● Work to do
Will you write out all the entries below exactly?

● Items
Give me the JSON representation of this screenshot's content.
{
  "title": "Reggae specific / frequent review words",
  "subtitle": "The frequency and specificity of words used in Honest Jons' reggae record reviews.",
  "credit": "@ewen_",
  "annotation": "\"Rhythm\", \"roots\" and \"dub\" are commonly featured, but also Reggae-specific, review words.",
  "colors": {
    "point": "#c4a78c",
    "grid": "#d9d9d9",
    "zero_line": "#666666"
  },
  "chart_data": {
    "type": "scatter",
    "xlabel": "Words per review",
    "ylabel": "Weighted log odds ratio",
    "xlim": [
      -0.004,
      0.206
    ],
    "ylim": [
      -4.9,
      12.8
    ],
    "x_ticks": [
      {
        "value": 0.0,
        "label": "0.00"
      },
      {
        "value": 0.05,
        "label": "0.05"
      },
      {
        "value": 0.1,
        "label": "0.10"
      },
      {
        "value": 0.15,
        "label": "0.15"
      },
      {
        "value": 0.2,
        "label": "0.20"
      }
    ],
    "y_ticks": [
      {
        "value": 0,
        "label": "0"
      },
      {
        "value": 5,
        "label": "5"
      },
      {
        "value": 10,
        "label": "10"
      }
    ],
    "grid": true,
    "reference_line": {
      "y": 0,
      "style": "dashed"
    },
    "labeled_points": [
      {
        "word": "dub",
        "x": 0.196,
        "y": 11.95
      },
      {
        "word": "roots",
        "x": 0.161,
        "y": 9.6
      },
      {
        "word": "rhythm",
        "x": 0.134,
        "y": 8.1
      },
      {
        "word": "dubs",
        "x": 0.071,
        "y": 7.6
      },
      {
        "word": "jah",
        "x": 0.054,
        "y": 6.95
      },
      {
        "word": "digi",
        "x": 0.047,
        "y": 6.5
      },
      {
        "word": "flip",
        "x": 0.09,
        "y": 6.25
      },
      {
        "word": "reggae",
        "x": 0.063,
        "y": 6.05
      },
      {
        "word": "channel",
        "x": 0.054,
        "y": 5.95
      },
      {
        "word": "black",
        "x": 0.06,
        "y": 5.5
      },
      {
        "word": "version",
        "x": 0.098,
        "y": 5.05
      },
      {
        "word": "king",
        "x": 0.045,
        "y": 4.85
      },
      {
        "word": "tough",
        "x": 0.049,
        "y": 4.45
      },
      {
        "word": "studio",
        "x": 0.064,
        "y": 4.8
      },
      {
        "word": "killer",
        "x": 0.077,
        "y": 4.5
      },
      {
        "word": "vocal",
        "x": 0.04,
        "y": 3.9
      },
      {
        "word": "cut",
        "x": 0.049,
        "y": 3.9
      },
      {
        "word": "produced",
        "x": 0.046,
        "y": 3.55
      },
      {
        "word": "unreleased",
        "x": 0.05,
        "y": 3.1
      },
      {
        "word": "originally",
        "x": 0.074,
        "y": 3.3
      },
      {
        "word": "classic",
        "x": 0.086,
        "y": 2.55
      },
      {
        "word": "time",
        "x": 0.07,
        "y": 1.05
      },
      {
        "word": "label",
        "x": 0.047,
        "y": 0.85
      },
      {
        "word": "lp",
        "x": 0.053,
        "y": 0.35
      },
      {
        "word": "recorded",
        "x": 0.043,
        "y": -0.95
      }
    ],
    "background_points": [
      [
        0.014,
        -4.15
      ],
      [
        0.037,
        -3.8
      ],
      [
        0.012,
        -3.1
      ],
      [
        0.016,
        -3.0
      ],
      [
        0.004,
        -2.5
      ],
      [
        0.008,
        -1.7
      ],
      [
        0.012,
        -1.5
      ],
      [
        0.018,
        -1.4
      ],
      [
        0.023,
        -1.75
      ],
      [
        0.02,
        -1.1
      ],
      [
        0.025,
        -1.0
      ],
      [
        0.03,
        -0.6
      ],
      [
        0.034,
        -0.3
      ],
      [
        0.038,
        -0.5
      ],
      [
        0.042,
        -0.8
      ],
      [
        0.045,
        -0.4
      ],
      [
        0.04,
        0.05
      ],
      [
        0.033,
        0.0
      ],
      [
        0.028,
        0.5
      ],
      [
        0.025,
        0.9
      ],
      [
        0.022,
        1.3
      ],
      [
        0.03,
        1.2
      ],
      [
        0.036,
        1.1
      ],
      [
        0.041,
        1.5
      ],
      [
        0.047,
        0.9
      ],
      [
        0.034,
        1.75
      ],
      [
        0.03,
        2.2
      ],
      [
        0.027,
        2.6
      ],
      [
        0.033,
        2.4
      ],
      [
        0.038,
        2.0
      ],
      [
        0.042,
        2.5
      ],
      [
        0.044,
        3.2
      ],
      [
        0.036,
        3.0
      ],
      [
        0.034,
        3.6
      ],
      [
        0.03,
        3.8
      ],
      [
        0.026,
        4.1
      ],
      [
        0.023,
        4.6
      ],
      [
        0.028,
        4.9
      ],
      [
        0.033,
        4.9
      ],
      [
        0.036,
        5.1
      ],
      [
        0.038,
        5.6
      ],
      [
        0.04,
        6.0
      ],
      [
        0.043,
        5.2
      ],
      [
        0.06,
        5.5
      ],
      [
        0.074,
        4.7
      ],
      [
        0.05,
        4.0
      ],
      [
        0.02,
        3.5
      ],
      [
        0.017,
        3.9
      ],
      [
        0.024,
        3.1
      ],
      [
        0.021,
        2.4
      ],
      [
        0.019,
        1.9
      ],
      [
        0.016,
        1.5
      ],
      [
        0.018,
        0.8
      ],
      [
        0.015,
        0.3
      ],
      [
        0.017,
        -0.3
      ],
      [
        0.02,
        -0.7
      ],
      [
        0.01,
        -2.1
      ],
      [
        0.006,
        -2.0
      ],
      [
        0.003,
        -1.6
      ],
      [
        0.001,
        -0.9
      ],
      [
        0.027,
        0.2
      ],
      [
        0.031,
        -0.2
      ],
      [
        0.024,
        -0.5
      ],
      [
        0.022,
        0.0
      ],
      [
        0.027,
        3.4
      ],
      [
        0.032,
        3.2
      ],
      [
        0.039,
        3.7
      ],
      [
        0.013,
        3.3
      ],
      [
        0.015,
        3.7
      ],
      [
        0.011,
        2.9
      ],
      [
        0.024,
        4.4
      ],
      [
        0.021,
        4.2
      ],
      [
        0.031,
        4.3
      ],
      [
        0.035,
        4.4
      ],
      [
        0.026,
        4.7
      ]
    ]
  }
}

● Task result
Give me the JSON representation of this screenshot's content.
{
  "title": "Reggae specific / frequent review words",
  "subtitle": "The frequency and specificity of words used in Honest Jons' reggae record reviews.",
  "credit": "@ewen_",
  "annotation": "\"Rhythm\", \"roots\" and \"dub\" are commonly featured, but also Reggae-specific, review words.",
  "colors": {
    "point": "#c4a78c",
    "grid": "#d9d9d9",
    "zero_line": "#666666"
  },
  "chart_data": {
    "type": "scatter",
    "xlabel": "Words per review",
    "ylabel": "Weighted log odds ratio",
    "xlim": [
      -0.004,
      0.206
    ],
    "ylim": [
      -4.9,
      12.8
    ],
    "x_ticks": [
      {
        "value": 0.0,
        "label": "0.00"
      },
      {
        "value": 0.05,
        "label": "0.05"
      },
      {
        "value": 0.1,
        "label": "0.10"
      },
      {
        "value": 0.15,
        "label": "0.15"
      },
      {
        "value": 0.2,
        "label": "0.20"
      }
    ],
    "y_ticks": [
      {
        "value": 0,
        "label": "0"
      },
      {
        "value": 5,
        "label": "5"
      },
      {
        "value": 10,
        "label": "10"
      }
    ],
    "grid": true,
    "reference_line": {
      "y": 0,
      "style": "dashed"
    },
    "labeled_points": [
      {
        "word": "dub",
        "x": 0.196,
        "y": 11.95
      },
      {
        "word": "roots",
        "x": 0.161,
        "y": 9.6
      },
      {
        "word": "rhythm",
        "x": 0.134,
        "y": 8.1
      },
      {
        "word": "dubs",
        "x": 0.071,
        "y": 7.6
      },
      {
        "word": "jah",
        "x": 0.054,
        "y": 6.95
      },
      {
        "word": "digi",
        "x": 0.047,
        "y": 6.5
      },
      {
        "word": "flip",
        "x": 0.09,
        "y": 6.25
      },
      {
        "word": "reggae",
        "x": 0.063,
        "y": 6.05
      },
      {
        "word": "channel",
        "x": 0.054,
        "y": 5.95
      },
      {
        "word": "black",
        "x": 0.06,
        "y": 5.5
      },
      {
        "word": "version",
        "x": 0.098,
        "y": 5.05
      },
      {
        "word": "king",
        "x": 0.045,
        "y": 4.85
      },
      {
        "word": "tough",
        "x": 0.049,
        "y": 4.45
      },
      {
        "word": "studio",
        "x": 0.064,
        "y": 4.8
      },
      {
        "word": "killer",
        "x": 0.077,
        "y": 4.5
      },
      {
        "word": "vocal",
        "x": 0.04,
        "y": 3.9
      },
      {
        "word": "cut",
        "x": 0.049,
        "y": 3.9
      },
      {
        "word": "produced",
        "x": 0.046,
        "y": 3.55
      },
      {
        "word": "unreleased",
        "x": 0.05,
        "y": 3.1
      },
      {
        "word": "originally",
        "x": 0.074,
        "y": 3.3
      },
      {
        "word": "classic",
        "x": 0.086,
        "y": 2.55
      },
      {
        "word": "time",
        "x": 0.07,
        "y": 1.05
      },
      {
        "word": "label",
        "x": 0.047,
        "y": 0.85
      },
      {
        "word": "lp",
        "x": 0.053,
        "y": 0.35
      },
      {
        "word": "recorded",
        "x": 0.043,
        "y": -0.95
      }
    ],
    "background_points": [
      [
        0.014,
        -4.15
      ],
      [
        0.037,
        -3.8
      ],
      [
        0.012,
        -3.1
      ],
      [
        0.016,
        -3.0
      ],
      [
        0.004,
        -2.5
      ],
      [
        0.008,
        -1.7
      ],
      [
        0.012,
        -1.5
      ],
      [
        0.018,
        -1.4
      ],
      [
        0.023,
        -1.75
      ],
      [
        0.02,
        -1.1
      ],
      [
        0.025,
        -1.0
      ],
      [
        0.03,
        -0.6
      ],
      [
        0.034,
        -0.3
      ],
      [
        0.038,
        -0.5
      ],
      [
        0.042,
        -0.8
      ],
      [
        0.045,
        -0.4
      ],
      [
        0.04,
        0.05
      ],
      [
        0.033,
        0.0
      ],
      [
        0.028,
        0.5
      ],
      [
        0.025,
        0.9
      ],
      [
        0.022,
        1.3
      ],
      [
        0.03,
        1.2
      ],
      [
        0.036,
        1.1
      ],
      [
        0.041,
        1.5
      ],
      [
        0.047,
        0.9
      ],
      [
        0.034,
        1.75
      ],
      [
        0.03,
        2.2
      ],
      [
        0.027,
        2.6
      ],
      [
        0.033,
        2.4
      ],
      [
        0.038,
        2.0
      ],
      [
        0.042,
        2.5
      ],
      [
        0.044,
        3.2
      ],
      [
        0.036,
        3.0
      ],
      [
        0.034,
        3.6
      ],
      [
        0.03,
        3.8
      ],
      [
        0.026,
        4.1
      ],
      [
        0.023,
        4.6
      ],
      [
        0.028,
        4.9
      ],
      [
        0.033,
        4.9
      ],
      [
        0.036,
        5.1
      ],
      [
        0.038,
        5.6
      ],
      [
        0.04,
        6.0
      ],
      [
        0.043,
        5.2
      ],
      [
        0.06,
        5.5
      ],
      [
        0.074,
        4.7
      ],
      [
        0.05,
        4.0
      ],
      [
        0.02,
        3.5
      ],
      [
        0.017,
        3.9
      ],
      [
        0.024,
        3.1
      ],
      [
        0.021,
        2.4
      ],
      [
        0.019,
        1.9
      ],
      [
        0.016,
        1.5
      ],
      [
        0.018,
        0.8
      ],
      [
        0.015,
        0.3
      ],
      [
        0.017,
        -0.3
      ],
      [
        0.02,
        -0.7
      ],
      [
        0.01,
        -2.1
      ],
      [
        0.006,
        -2.0
      ],
      [
        0.003,
        -1.6
      ],
      [
        0.001,
        -0.9
      ],
      [
        0.027,
        0.2
      ],
      [
        0.031,
        -0.2
      ],
      [
        0.024,
        -0.5
      ],
      [
        0.022,
        0.0
      ],
      [
        0.027,
        3.4
      ],
      [
        0.032,
        3.2
      ],
      [
        0.039,
        3.7
      ],
      [
        0.013,
        3.3
      ],
      [
        0.015,
        3.7
      ],
      [
        0.011,
        2.9
      ],
      [
        0.024,
        4.4
      ],
      [
        0.021,
        4.2
      ],
      [
        0.031,
        4.3
      ],
      [
        0.035,
        4.4
      ],
      [
        0.026,
        4.7
      ]
    ]
  }
}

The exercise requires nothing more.